Look through the listing for the word "الطاقة". Copy each line that has it.

::: DATA RECORDS

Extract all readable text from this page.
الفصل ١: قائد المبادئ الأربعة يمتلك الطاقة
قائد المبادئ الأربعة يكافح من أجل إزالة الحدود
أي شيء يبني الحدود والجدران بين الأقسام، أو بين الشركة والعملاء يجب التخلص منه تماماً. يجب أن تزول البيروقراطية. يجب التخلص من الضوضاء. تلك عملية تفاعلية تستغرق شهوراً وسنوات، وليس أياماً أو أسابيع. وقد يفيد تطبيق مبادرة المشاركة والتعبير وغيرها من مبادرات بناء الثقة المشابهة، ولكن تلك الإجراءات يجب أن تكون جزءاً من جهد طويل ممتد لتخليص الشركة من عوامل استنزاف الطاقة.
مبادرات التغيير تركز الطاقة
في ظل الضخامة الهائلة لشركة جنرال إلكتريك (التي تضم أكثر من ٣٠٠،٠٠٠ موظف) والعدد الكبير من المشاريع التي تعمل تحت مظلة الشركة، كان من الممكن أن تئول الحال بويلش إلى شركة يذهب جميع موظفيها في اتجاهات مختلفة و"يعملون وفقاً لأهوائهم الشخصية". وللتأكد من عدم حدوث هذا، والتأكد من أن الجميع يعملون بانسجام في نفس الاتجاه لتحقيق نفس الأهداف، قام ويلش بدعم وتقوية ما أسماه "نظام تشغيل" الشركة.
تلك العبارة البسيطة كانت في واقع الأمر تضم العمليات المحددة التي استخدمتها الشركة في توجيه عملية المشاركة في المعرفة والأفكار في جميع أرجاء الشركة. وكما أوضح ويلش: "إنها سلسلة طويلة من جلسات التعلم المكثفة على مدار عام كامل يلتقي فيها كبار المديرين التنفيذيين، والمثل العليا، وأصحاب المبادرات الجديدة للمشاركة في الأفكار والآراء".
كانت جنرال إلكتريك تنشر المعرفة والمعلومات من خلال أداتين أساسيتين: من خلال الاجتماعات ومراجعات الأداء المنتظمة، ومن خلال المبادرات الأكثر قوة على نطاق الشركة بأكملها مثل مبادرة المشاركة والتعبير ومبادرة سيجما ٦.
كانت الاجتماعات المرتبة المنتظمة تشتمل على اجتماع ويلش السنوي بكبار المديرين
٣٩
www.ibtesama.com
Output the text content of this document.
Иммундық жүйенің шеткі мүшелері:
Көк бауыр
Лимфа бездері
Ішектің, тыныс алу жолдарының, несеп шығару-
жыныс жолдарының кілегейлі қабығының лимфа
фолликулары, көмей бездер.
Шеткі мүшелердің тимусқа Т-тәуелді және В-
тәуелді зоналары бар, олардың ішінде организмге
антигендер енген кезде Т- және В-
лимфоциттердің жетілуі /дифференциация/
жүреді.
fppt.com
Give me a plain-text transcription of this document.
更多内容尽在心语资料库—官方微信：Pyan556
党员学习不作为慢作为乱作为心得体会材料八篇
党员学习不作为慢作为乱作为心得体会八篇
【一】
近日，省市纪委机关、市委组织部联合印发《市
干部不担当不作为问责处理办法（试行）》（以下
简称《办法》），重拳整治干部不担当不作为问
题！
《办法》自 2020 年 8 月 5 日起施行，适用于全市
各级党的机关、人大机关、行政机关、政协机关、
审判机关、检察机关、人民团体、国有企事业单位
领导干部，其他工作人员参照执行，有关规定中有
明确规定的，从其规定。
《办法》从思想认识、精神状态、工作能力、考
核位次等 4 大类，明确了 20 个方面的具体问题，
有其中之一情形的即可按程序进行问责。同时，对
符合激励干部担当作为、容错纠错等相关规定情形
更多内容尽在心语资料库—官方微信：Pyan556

::::::

_TASK ANSWER_:
الفصل ١: قائد المبادئ الأربعة يمتلك الطاقة
أي شيء يبني الحدود والجدران بين الأقسام، أو بين الشركة والعملاء يجب التخلص منه تماماً. يجب أن تزول البيروقراطية. يجب التخلص من الضوضاء. تلك عملية تفاعلية تستغرق شهوراً وسنوات، وليس أياماً أو أسابيع. وقد يفيد تطبيق مبادرة المشاركة والتعبير وغيرها من مبادرات بناء الثقة المشابهة، ولكن تلك الإجراءات يجب أن تكون جزءاً من جهد طويل ممتد لتخليص الشركة من عوامل استنزاف الطاقة.
مبادرات التغيير تركز الطاقة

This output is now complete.